■ **Record set**:
━━━━━━━━━━
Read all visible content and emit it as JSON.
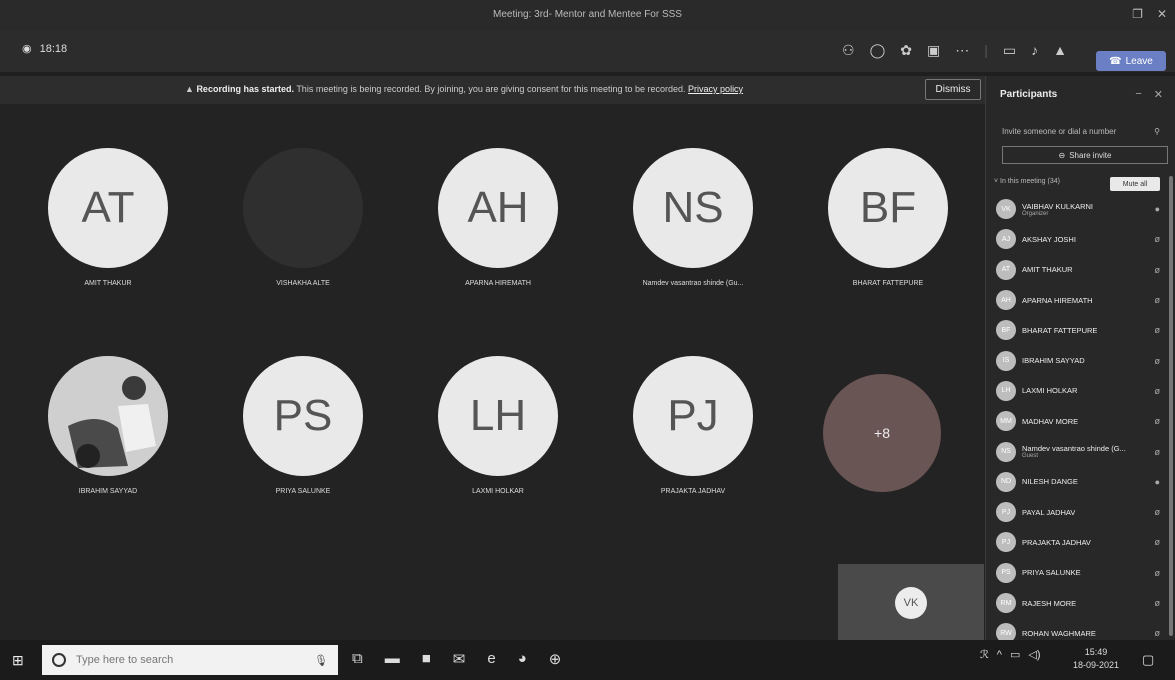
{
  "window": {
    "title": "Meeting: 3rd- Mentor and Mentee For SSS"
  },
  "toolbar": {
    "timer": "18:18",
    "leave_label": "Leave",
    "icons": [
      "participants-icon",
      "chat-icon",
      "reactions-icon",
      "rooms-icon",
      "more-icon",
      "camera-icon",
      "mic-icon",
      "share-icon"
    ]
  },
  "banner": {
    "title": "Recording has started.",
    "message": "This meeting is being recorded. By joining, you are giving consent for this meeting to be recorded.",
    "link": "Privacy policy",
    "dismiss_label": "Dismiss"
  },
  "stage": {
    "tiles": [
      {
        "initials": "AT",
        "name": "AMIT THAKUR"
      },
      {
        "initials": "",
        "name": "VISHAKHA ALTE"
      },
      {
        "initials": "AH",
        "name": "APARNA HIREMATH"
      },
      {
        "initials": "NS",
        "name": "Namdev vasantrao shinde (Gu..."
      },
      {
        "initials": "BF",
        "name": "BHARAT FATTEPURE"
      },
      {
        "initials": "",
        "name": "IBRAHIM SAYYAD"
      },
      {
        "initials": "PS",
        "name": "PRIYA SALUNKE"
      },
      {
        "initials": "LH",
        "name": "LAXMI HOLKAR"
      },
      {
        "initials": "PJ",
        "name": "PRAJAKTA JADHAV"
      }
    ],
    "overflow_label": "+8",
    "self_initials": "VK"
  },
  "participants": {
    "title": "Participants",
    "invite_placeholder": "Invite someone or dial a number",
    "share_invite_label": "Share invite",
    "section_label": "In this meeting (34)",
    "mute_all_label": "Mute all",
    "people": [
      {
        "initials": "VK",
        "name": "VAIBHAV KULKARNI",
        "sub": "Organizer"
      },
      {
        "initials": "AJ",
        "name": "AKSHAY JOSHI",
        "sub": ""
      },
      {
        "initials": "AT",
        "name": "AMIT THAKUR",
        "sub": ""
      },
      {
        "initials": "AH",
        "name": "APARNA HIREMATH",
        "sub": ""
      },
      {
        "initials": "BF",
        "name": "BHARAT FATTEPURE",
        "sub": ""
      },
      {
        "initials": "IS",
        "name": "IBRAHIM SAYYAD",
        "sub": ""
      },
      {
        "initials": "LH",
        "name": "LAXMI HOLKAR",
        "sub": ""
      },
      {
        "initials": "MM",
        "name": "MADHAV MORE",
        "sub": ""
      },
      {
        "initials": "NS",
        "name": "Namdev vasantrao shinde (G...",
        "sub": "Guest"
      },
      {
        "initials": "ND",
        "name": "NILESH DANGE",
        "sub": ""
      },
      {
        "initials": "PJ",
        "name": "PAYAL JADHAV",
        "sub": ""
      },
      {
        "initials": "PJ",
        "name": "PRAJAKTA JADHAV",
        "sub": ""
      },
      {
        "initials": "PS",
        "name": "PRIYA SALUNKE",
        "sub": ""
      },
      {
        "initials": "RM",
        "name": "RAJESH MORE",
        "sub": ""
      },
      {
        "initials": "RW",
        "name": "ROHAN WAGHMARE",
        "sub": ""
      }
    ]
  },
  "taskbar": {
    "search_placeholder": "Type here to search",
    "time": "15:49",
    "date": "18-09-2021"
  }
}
━━━━━━━━━━
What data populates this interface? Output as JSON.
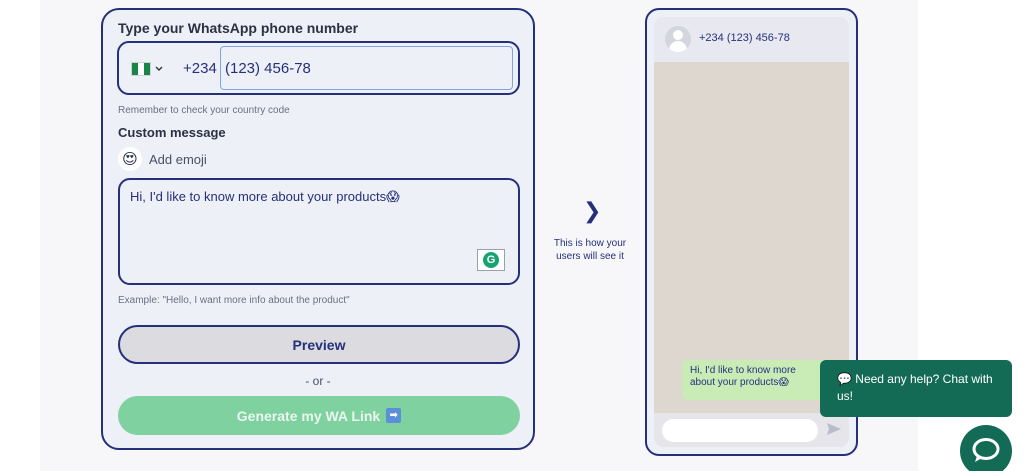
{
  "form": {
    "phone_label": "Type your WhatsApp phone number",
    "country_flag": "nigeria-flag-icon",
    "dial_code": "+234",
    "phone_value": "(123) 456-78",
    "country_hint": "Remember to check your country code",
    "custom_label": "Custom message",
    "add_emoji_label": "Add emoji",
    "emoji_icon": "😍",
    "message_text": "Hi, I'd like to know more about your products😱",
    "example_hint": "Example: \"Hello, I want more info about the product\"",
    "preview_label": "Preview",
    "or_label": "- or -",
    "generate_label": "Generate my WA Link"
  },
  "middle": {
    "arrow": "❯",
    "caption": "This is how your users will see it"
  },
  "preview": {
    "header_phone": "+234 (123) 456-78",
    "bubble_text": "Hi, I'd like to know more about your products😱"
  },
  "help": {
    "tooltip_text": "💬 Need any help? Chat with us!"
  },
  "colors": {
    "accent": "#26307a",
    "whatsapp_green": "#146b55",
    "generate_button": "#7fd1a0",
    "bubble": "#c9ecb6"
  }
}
━━━━━━━━━━
■ **Exercise**: Find every line containing the word "SALUNKE", then give the total and nothing more.

■ **Output for this task**: 2